Job ::
What follows is a set of entries. Repeat them exactly, but not their pictures.

(Dataset entries on figures)
☆ ☆ ☆ ☆
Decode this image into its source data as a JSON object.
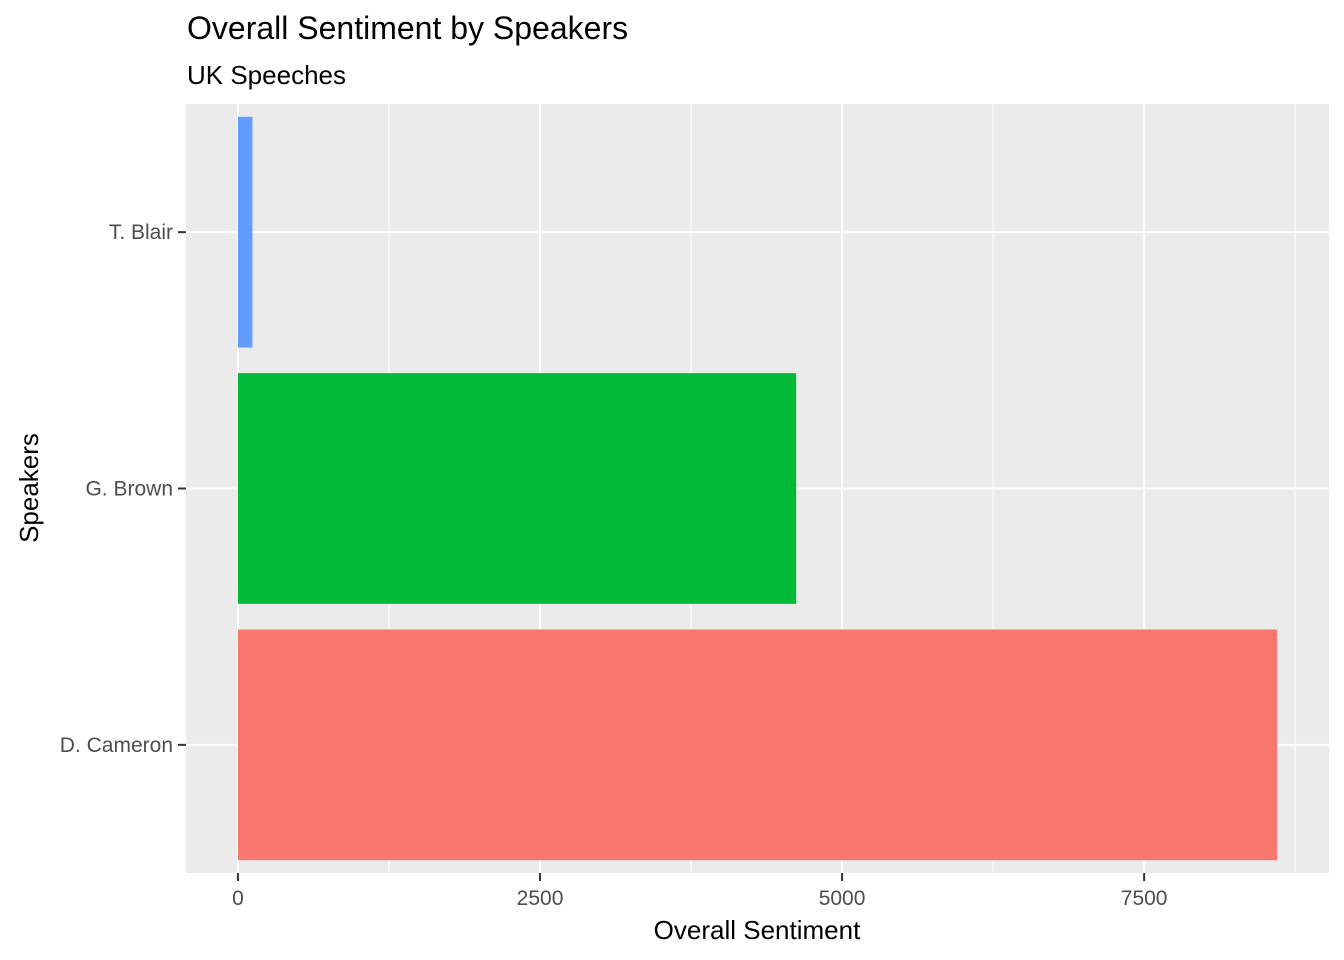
{
  "chart_data": {
    "type": "bar",
    "orientation": "horizontal",
    "title": "Overall Sentiment by Speakers",
    "subtitle": "UK Speeches",
    "xlabel": "Overall Sentiment",
    "ylabel": "Speakers",
    "categories": [
      "D. Cameron",
      "G. Brown",
      "T. Blair"
    ],
    "values": [
      8600,
      4620,
      120
    ],
    "colors": [
      "#F8766D",
      "#00BA38",
      "#619CFF"
    ],
    "x_ticks": [
      0,
      2500,
      5000,
      7500
    ],
    "x_tick_labels": [
      "0",
      "2500",
      "5000",
      "7500"
    ],
    "xlim": [
      -430,
      9030
    ],
    "grid": true,
    "legend": "none",
    "panel_background": "#EBEBEB",
    "grid_color": "#FFFFFF"
  }
}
☆ ☆ ☆ ☆
Written response ::
Decode this image into its source data as a JSON object.
{
  "chart_data": {
    "type": "bar",
    "orientation": "horizontal",
    "title": "Overall Sentiment by Speakers",
    "subtitle": "UK Speeches",
    "xlabel": "Overall Sentiment",
    "ylabel": "Speakers",
    "categories": [
      "D. Cameron",
      "G. Brown",
      "T. Blair"
    ],
    "values": [
      8600,
      4620,
      120
    ],
    "colors": [
      "#F8766D",
      "#00BA38",
      "#619CFF"
    ],
    "x_ticks": [
      0,
      2500,
      5000,
      7500
    ],
    "x_tick_labels": [
      "0",
      "2500",
      "5000",
      "7500"
    ],
    "xlim": [
      -430,
      9030
    ],
    "grid": true,
    "legend": "none",
    "panel_background": "#EBEBEB",
    "grid_color": "#FFFFFF"
  }
}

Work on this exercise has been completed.